EXERCISE DIRECTIONS
In the records that follow, show each line where the word "label" is present.
◇ ◇ ◇ ◇ ◇ ◇ ◇
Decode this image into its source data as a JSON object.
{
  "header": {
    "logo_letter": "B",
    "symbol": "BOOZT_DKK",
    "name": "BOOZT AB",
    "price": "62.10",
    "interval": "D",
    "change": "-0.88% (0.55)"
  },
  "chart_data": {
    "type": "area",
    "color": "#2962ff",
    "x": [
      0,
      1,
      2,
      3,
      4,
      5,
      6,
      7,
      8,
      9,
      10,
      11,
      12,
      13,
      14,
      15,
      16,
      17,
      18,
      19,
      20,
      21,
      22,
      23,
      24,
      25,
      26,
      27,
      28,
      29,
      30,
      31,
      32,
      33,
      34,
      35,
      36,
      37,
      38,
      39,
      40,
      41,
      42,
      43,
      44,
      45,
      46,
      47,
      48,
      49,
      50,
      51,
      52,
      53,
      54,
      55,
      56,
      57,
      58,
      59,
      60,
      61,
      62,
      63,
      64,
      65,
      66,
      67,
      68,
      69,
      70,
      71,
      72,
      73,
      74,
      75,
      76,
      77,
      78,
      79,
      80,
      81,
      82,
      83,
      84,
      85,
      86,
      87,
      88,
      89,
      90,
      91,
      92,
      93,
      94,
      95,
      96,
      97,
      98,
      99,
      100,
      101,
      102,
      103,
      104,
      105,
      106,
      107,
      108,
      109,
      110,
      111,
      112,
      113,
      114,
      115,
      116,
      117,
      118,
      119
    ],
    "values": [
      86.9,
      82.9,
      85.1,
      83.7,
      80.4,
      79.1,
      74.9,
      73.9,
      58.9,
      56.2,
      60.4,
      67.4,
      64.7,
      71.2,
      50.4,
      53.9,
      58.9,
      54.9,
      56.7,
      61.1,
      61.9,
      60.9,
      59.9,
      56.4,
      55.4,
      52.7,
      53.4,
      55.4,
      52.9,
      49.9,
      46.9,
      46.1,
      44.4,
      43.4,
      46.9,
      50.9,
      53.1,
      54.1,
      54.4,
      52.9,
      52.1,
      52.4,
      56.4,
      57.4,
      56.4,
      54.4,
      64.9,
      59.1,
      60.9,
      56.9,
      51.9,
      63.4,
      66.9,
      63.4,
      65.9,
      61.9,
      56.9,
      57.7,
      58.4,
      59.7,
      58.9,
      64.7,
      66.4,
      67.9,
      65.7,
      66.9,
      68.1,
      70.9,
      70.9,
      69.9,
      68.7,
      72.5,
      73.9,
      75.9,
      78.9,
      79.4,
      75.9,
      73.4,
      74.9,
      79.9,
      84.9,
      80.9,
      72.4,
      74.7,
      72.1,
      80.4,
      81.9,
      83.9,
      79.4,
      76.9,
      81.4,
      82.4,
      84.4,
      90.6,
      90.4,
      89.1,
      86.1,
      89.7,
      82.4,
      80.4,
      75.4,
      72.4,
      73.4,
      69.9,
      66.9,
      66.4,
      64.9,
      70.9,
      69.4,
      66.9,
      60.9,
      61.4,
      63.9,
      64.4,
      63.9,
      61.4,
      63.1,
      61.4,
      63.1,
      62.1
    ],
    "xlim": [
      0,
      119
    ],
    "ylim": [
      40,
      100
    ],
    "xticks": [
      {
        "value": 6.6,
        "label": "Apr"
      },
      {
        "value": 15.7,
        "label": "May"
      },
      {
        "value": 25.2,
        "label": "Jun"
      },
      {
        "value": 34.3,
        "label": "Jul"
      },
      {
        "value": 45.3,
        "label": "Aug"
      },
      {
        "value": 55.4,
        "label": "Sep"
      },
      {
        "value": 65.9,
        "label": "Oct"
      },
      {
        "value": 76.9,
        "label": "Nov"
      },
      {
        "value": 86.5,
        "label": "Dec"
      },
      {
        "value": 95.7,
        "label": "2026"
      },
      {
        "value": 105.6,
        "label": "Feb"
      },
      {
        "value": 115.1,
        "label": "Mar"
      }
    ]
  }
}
◇ ◇ ◇ ◇ ◇ ◇ ◇
OUTPUT
        "label": "Apr"
        "label": "May"
        "label": "Jun"
        "label": "Jul"
        "label": "Aug"
        "label": "Sep"
        "label": "Oct"
        "label": "Nov"
        "label": "Dec"
        "label": "2026"
        "label": "Feb"
        "label": "Mar"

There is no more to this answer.